▸ **DIRECTIONS**
Can you rewrite all of the records below with every "channel-name" changed to "uploader-name" and nothing else altered?

------------

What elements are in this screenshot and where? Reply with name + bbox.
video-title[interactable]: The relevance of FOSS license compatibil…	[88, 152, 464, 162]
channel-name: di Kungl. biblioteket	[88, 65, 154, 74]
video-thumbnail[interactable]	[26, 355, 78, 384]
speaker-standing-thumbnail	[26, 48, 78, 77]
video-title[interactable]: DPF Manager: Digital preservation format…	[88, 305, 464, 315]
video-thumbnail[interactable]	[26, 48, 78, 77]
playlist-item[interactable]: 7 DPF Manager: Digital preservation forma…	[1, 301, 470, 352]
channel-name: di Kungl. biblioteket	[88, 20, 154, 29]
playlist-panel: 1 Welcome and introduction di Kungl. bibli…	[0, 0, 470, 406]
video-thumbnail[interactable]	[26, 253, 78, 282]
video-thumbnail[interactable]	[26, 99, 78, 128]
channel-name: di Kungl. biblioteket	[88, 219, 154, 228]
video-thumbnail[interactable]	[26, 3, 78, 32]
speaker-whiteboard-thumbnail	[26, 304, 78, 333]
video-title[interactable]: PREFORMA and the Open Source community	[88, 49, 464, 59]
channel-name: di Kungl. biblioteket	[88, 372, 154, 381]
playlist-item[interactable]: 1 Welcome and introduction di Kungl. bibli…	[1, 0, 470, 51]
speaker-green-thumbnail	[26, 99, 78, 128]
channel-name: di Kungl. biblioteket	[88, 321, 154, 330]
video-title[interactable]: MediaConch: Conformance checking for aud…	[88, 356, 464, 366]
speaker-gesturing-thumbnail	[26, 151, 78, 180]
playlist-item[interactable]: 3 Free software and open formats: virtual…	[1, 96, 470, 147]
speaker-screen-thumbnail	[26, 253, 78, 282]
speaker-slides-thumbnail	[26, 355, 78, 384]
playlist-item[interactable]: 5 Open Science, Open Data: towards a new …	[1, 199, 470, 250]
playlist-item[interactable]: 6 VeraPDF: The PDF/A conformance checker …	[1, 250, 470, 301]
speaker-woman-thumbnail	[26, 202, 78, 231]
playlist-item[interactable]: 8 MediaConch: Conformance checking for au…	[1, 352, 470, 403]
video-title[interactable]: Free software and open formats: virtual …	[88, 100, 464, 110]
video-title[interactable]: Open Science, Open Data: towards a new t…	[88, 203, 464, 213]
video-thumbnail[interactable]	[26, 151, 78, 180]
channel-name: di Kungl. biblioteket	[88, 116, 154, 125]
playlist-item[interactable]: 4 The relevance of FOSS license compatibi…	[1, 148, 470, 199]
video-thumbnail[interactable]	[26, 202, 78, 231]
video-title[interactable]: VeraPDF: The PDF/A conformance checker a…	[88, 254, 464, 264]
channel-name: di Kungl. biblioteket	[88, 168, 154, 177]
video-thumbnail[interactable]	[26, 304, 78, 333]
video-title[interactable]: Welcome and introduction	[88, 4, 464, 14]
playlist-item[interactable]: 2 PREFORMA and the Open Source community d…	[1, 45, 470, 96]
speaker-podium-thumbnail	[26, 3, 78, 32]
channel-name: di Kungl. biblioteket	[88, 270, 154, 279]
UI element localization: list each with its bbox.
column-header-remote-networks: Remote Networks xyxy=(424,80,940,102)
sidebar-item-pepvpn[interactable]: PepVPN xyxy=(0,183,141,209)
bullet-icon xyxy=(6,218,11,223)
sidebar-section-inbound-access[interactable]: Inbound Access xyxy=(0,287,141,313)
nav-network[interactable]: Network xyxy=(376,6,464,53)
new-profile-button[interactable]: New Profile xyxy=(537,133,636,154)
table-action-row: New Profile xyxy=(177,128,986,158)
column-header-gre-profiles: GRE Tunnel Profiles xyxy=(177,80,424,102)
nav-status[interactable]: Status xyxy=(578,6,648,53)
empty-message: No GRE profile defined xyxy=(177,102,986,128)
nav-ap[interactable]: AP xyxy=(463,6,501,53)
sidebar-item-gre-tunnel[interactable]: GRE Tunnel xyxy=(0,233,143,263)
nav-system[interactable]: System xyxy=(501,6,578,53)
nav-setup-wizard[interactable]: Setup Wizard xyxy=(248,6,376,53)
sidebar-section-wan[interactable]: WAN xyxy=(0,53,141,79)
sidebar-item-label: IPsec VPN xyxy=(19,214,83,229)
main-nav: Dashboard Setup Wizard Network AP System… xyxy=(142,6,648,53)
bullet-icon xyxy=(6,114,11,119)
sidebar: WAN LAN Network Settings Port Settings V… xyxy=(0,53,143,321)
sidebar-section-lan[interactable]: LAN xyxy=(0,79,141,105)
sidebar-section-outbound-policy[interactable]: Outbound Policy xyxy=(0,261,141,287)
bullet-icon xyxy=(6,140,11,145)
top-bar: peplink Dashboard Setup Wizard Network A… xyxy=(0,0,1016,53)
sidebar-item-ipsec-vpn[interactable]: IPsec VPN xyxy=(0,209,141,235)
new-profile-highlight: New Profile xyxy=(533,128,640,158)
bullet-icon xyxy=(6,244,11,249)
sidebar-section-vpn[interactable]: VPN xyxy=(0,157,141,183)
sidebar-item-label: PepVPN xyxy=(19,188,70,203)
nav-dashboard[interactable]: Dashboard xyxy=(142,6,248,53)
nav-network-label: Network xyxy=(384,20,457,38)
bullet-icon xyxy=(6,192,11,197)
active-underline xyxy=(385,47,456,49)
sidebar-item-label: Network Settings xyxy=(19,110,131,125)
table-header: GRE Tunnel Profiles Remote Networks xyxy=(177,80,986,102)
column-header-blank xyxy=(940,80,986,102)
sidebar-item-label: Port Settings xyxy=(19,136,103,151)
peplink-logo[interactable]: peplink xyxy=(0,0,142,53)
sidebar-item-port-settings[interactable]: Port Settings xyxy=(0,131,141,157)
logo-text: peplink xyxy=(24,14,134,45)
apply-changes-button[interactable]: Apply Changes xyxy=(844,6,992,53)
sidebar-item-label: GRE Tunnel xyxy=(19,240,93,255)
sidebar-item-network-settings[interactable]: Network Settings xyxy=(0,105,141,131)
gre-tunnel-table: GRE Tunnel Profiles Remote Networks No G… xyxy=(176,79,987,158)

------------

▸ **SOLUTION**
What elements are in this screenshot and where? Reply with name + bbox.
video-title[interactable]: The relevance of FOSS license compatibil…	[88, 152, 464, 162]
uploader-name: di Kungl. biblioteket	[88, 65, 154, 74]
video-thumbnail[interactable]	[26, 355, 78, 384]
speaker-standing-thumbnail	[26, 48, 78, 77]
video-title[interactable]: DPF Manager: Digital preservation format…	[88, 305, 464, 315]
video-thumbnail[interactable]	[26, 48, 78, 77]
playlist-item[interactable]: 7 DPF Manager: Digital preservation forma…	[1, 301, 470, 352]
uploader-name: di Kungl. biblioteket	[88, 20, 154, 29]
playlist-panel: 1 Welcome and introduction di Kungl. bibli…	[0, 0, 470, 406]
video-thumbnail[interactable]	[26, 253, 78, 282]
video-thumbnail[interactable]	[26, 99, 78, 128]
uploader-name: di Kungl. biblioteket	[88, 219, 154, 228]
video-thumbnail[interactable]	[26, 3, 78, 32]
speaker-whiteboard-thumbnail	[26, 304, 78, 333]
video-title[interactable]: PREFORMA and the Open Source community	[88, 49, 464, 59]
uploader-name: di Kungl. biblioteket	[88, 372, 154, 381]
playlist-item[interactable]: 1 Welcome and introduction di Kungl. bibli…	[1, 0, 470, 51]
speaker-green-thumbnail	[26, 99, 78, 128]
uploader-name: di Kungl. biblioteket	[88, 321, 154, 330]
video-title[interactable]: MediaConch: Conformance checking for aud…	[88, 356, 464, 366]
speaker-gesturing-thumbnail	[26, 151, 78, 180]
playlist-item[interactable]: 3 Free software and open formats: virtual…	[1, 96, 470, 147]
speaker-screen-thumbnail	[26, 253, 78, 282]
speaker-slides-thumbnail	[26, 355, 78, 384]
playlist-item[interactable]: 5 Open Science, Open Data: towards a new …	[1, 199, 470, 250]
playlist-item[interactable]: 6 VeraPDF: The PDF/A conformance checker …	[1, 250, 470, 301]
speaker-woman-thumbnail	[26, 202, 78, 231]
playlist-item[interactable]: 8 MediaConch: Conformance checking for au…	[1, 352, 470, 403]
video-title[interactable]: Free software and open formats: virtual …	[88, 100, 464, 110]
video-title[interactable]: Open Science, Open Data: towards a new t…	[88, 203, 464, 213]
video-thumbnail[interactable]	[26, 151, 78, 180]
uploader-name: di Kungl. biblioteket	[88, 116, 154, 125]
playlist-item[interactable]: 4 The relevance of FOSS license compatibi…	[1, 148, 470, 199]
video-thumbnail[interactable]	[26, 202, 78, 231]
video-title[interactable]: VeraPDF: The PDF/A conformance checker a…	[88, 254, 464, 264]
uploader-name: di Kungl. biblioteket	[88, 168, 154, 177]
video-thumbnail[interactable]	[26, 304, 78, 333]
video-title[interactable]: Welcome and introduction	[88, 4, 464, 14]
playlist-item[interactable]: 2 PREFORMA and the Open Source community d…	[1, 45, 470, 96]
speaker-podium-thumbnail	[26, 3, 78, 32]
uploader-name: di Kungl. biblioteket	[88, 270, 154, 279]
UI element localization: list each with its bbox.
column-header-remote-networks: Remote Networks xyxy=(424,80,940,102)
sidebar-item-pepvpn[interactable]: PepVPN xyxy=(0,183,141,209)
bullet-icon xyxy=(6,218,11,223)
sidebar-section-inbound-access[interactable]: Inbound Access xyxy=(0,287,141,313)
nav-network[interactable]: Network xyxy=(376,6,464,53)
new-profile-button[interactable]: New Profile xyxy=(537,133,636,154)
table-action-row: New Profile xyxy=(177,128,986,158)
column-header-gre-profiles: GRE Tunnel Profiles xyxy=(177,80,424,102)
nav-status[interactable]: Status xyxy=(578,6,648,53)
empty-message: No GRE profile defined xyxy=(177,102,986,128)
nav-ap[interactable]: AP xyxy=(463,6,501,53)
sidebar-item-gre-tunnel[interactable]: GRE Tunnel xyxy=(0,233,143,263)
nav-system[interactable]: System xyxy=(501,6,578,53)
nav-setup-wizard[interactable]: Setup Wizard xyxy=(248,6,376,53)
sidebar-section-wan[interactable]: WAN xyxy=(0,53,141,79)
sidebar-item-label: IPsec VPN xyxy=(19,214,83,229)
main-nav: Dashboard Setup Wizard Network AP System… xyxy=(142,6,648,53)
bullet-icon xyxy=(6,114,11,119)
sidebar: WAN LAN Network Settings Port Settings V… xyxy=(0,53,143,321)
sidebar-section-lan[interactable]: LAN xyxy=(0,79,141,105)
sidebar-section-outbound-policy[interactable]: Outbound Policy xyxy=(0,261,141,287)
bullet-icon xyxy=(6,140,11,145)
top-bar: peplink Dashboard Setup Wizard Network A… xyxy=(0,0,1016,53)
sidebar-item-ipsec-vpn[interactable]: IPsec VPN xyxy=(0,209,141,235)
new-profile-highlight: New Profile xyxy=(533,128,640,158)
bullet-icon xyxy=(6,244,11,249)
sidebar-section-vpn[interactable]: VPN xyxy=(0,157,141,183)
sidebar-item-label: PepVPN xyxy=(19,188,70,203)
nav-dashboard[interactable]: Dashboard xyxy=(142,6,248,53)
nav-network-label: Network xyxy=(384,20,457,38)
bullet-icon xyxy=(6,192,11,197)
active-underline xyxy=(385,47,456,49)
sidebar-item-label: Network Settings xyxy=(19,110,131,125)
table-header: GRE Tunnel Profiles Remote Networks xyxy=(177,80,986,102)
column-header-blank xyxy=(940,80,986,102)
sidebar-item-label: Port Settings xyxy=(19,136,103,151)
peplink-logo[interactable]: peplink xyxy=(0,0,142,53)
sidebar-item-port-settings[interactable]: Port Settings xyxy=(0,131,141,157)
logo-text: peplink xyxy=(24,14,134,45)
apply-changes-button[interactable]: Apply Changes xyxy=(844,6,992,53)
sidebar-item-label: GRE Tunnel xyxy=(19,240,93,255)
sidebar-item-network-settings[interactable]: Network Settings xyxy=(0,105,141,131)
gre-tunnel-table: GRE Tunnel Profiles Remote Networks No G… xyxy=(176,79,987,158)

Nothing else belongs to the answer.